- [The exercise] From the records, pick out and copy each line containing "JOÃO".

- [Supplied material]
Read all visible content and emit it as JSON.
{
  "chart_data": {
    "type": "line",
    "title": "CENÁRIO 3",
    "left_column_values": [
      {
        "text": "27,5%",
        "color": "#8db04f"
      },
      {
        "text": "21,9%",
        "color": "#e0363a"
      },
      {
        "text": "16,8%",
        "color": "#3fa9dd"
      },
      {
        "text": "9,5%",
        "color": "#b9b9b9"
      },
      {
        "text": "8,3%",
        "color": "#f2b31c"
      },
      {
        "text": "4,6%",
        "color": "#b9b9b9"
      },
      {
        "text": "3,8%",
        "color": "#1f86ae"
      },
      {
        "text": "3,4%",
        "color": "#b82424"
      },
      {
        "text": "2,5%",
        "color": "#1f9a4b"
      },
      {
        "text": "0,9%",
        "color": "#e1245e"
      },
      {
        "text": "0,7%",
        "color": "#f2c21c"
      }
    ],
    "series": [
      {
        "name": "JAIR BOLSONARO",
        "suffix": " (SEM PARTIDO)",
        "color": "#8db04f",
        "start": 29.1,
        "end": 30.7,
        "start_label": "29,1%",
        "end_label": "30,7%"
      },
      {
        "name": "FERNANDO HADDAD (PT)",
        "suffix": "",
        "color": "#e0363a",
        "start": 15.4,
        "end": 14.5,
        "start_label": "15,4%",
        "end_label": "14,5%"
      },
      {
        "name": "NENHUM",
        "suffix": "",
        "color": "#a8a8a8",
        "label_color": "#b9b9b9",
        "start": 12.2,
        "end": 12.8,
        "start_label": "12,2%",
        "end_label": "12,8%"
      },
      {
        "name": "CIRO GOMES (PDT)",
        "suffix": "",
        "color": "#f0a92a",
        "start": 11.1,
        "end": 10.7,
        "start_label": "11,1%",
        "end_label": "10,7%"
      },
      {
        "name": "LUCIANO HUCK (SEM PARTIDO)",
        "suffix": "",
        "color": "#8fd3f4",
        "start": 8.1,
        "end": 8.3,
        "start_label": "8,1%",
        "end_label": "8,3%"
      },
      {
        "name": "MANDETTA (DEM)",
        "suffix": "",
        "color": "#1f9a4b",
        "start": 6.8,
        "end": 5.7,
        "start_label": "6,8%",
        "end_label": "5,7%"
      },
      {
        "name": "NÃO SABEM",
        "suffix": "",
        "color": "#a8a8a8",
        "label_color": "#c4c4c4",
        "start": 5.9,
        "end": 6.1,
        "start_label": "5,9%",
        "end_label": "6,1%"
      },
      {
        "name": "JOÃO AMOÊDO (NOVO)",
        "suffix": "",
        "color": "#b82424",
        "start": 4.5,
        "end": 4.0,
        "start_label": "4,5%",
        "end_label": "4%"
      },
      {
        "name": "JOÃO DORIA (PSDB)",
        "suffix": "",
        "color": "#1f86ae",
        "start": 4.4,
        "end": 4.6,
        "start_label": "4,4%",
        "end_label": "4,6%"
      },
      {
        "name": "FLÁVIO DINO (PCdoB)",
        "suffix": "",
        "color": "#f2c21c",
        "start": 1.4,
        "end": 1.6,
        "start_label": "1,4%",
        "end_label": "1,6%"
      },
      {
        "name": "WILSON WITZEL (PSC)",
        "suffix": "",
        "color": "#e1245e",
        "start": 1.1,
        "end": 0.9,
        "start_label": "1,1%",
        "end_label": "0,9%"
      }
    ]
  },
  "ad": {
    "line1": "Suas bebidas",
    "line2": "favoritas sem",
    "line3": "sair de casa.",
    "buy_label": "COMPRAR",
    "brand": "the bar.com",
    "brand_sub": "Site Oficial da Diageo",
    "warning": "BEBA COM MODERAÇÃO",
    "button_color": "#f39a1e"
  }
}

- [Response for this exercise]
        "name": "JOÃO AMOÊDO (NOVO)",
        "name": "JOÃO DORIA (PSDB)",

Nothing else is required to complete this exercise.